- [Document]
Notably, prior work does not give guarantees on the spatial distance between false (or missing) and exact results. Consequently, it is hard to interpret the provided approximate results, as the user has no information about how closely these results correspond to the particular region she is interested in. Guaranteeing distance-based error bounds is thus crucial. These bounds should be controlled by the user, essentially allowing to trade off between query results accuracy and query execution time.

Motivating Application: Visual Exploration of Mobility Data

In an effort to enable urban planners to make data-driven decisions, in early 2017 Uber introduced Uber Movement, a visualization platform for the exploration of Uber rides111https://www.uber.com/newsroom/introducing-uber-movement-2/. The platform allows users to visualize data of interest at different resolutions over varying time periods. Such visual analyses require interactivity, since high latency reduces the rate at which users make observations, draw generalizations, and generate hypotheses (liu-heer@tvcg2014, ). Furthermore, exact answers are not required, because visualizations are approximate in nature. Moreover, users typically perform “level-of-detail” exploration. They first look at a high level overview, and then zoom into regions of interest for further details (Shneiderman96, ). Finally, there is usually uncertainty with respect to spatial coordinates, as GPS positions are typically accurate to within a 4.9 m radius (van2015world, ). Similarly, geographical region boundaries are often fuzzy, in the sense that adjacent regions are separated by extended zones (e.g., a street surface) rather than one-dimensional lines. As a result, these zones can be considered to be part of any of the adjacent regions. Overall, the interactivity expected from exploratory applications (visual or not), coupled with the inherent properties of spatial data, necessitate a paradigm shift towards spatial data processing techniques that have approximation at their core.

- [Supplied material]

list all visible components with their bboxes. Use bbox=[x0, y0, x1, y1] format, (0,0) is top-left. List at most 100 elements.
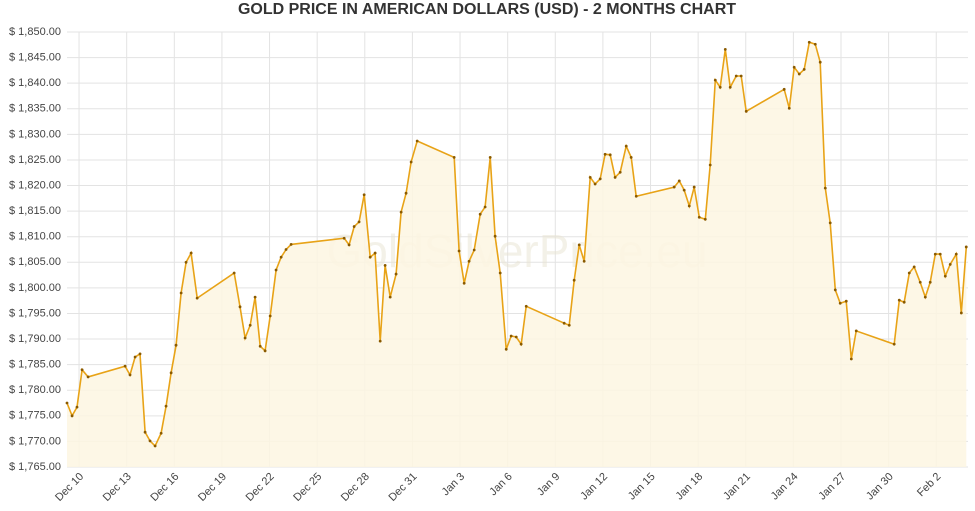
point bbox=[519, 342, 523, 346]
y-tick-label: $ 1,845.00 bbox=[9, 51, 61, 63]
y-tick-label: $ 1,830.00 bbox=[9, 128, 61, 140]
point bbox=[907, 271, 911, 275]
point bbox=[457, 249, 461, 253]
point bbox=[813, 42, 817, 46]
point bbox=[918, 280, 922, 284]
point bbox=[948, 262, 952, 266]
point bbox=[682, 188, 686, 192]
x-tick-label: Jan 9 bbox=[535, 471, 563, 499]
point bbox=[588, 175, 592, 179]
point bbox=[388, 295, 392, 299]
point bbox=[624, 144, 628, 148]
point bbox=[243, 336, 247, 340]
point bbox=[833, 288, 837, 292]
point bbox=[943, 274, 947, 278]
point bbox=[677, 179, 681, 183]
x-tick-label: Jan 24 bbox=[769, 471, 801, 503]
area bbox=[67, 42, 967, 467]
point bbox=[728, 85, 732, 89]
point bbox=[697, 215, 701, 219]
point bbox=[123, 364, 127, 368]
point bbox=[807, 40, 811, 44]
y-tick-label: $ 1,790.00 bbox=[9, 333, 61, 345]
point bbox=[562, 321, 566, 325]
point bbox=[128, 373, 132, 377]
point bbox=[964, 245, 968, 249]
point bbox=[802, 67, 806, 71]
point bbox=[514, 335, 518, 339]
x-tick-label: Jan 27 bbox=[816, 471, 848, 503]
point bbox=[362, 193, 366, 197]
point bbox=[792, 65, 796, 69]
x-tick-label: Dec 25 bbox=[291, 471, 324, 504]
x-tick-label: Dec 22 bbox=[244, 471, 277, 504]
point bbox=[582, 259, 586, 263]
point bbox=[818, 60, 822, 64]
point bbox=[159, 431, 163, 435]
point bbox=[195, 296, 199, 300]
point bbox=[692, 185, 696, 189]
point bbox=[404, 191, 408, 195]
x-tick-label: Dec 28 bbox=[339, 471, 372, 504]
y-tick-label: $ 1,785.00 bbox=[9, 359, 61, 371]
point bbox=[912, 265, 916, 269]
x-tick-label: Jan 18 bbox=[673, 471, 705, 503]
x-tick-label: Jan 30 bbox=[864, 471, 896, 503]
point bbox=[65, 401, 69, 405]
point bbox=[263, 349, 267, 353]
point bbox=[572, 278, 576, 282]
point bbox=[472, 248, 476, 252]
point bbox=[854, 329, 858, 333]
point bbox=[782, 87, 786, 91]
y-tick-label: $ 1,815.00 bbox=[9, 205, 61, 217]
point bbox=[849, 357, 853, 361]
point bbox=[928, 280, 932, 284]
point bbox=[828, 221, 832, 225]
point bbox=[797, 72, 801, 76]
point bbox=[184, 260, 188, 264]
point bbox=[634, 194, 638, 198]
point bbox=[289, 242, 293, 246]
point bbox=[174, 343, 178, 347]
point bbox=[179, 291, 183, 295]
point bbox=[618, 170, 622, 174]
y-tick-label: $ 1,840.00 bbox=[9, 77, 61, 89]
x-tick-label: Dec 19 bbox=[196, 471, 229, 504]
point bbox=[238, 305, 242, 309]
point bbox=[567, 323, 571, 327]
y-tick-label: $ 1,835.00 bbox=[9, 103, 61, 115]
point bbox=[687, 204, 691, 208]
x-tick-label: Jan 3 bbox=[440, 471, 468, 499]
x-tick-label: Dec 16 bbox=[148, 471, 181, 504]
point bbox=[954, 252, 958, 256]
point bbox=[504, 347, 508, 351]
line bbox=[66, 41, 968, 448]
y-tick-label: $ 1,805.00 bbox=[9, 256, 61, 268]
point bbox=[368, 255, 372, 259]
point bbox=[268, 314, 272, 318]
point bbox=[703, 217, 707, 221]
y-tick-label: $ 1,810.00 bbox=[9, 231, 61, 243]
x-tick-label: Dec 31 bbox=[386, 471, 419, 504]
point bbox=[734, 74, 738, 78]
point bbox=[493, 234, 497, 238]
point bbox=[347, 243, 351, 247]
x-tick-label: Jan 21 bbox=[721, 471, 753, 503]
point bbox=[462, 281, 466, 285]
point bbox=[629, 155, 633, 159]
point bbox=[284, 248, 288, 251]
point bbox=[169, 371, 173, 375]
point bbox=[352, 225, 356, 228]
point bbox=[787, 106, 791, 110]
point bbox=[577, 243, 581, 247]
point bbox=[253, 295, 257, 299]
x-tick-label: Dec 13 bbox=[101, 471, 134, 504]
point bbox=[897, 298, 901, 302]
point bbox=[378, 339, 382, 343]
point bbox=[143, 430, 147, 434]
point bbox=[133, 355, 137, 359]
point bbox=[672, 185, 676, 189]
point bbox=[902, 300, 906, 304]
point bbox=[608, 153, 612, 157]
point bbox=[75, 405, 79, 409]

- [Requirements]
1 – Quote the records word for word, beginning at the line that has "point bbox=[519, 342, 523, 346]" and stopping after the line that has "point bbox=[692, 185, 696, 189]".
2 – Write a continuation of the text on approximate spatial data processing, picking up after its final sentence.
The records have no connection to the text on approximate spatial data processing.

- [The results]
1 –
point bbox=[519, 342, 523, 346]
y-tick-label: $ 1,845.00 bbox=[9, 51, 61, 63]
y-tick-label: $ 1,830.00 bbox=[9, 128, 61, 140]
point bbox=[907, 271, 911, 275]
point bbox=[457, 249, 461, 253]
point bbox=[813, 42, 817, 46]
point bbox=[918, 280, 922, 284]
point bbox=[948, 262, 952, 266]
point bbox=[682, 188, 686, 192]
x-tick-label: Jan 9 bbox=[535, 471, 563, 499]
point bbox=[588, 175, 592, 179]
point bbox=[388, 295, 392, 299]
point bbox=[624, 144, 628, 148]
point bbox=[243, 336, 247, 340]
point bbox=[833, 288, 837, 292]
point bbox=[943, 274, 947, 278]
point bbox=[677, 179, 681, 183]
x-tick-label: Jan 24 bbox=[769, 471, 801, 503]
area bbox=[67, 42, 967, 467]
point bbox=[728, 85, 732, 89]
point bbox=[697, 215, 701, 219]
point bbox=[123, 364, 127, 368]
point bbox=[807, 40, 811, 44]
y-tick-label: $ 1,790.00 bbox=[9, 333, 61, 345]
point bbox=[562, 321, 566, 325]
point bbox=[128, 373, 132, 377]
point bbox=[964, 245, 968, 249]
point bbox=[802, 67, 806, 71]
point bbox=[514, 335, 518, 339]
x-tick-label: Jan 27 bbox=[816, 471, 848, 503]
point bbox=[362, 193, 366, 197]
point bbox=[792, 65, 796, 69]
x-tick-label: Dec 25 bbox=[291, 471, 324, 504]
x-tick-label: Dec 22 bbox=[244, 471, 277, 504]
point bbox=[582, 259, 586, 263]
point bbox=[818, 60, 822, 64]
point bbox=[159, 431, 163, 435]
point bbox=[195, 296, 199, 300]
point bbox=[692, 185, 696, 189]

2 –
Hardware Trends

Spatial approximations have been widely used in spatial databases. Recent hardware trends, however, indicate that the time has come to rethink their design and utility. Existing techniques typically use a two-step “filter and refine” strategy (brinkhoff93, ) where approximations are only employed in a first filtering step that yields a candidate result set. The subsequent refinement step eliminates false matches by performing exact geometric tests. The underlying assumption behind this approach is that main memory is scarce and secondary storage accesses are slow. Consequently, approximations are assumed to be stored in secondary storage and have to be compact to minimize the amount of accesses. To achieve a compact representation, approximation precision is sacrificed.

Today’s machines, however, have large main memory sizes that can go up to multiple terabytes and are often equipped with Non-Volatile Memory (NVM) that offers fast access combined with large storage capacity. As a result of the faster access, the filtering step is no longer in the critical path, and the CPU-intensive refinement step becomes the bottleneck. As recent work shows (STIG2016, ), the CPU-based filtering step takes only a few milliseconds even for billions of points. To improve performance, we need to increase the precision (and thus size) of spatial approximations in exchange for better filtering efficacy, thereby reducing the number of costly refinements or even completely eliminating them.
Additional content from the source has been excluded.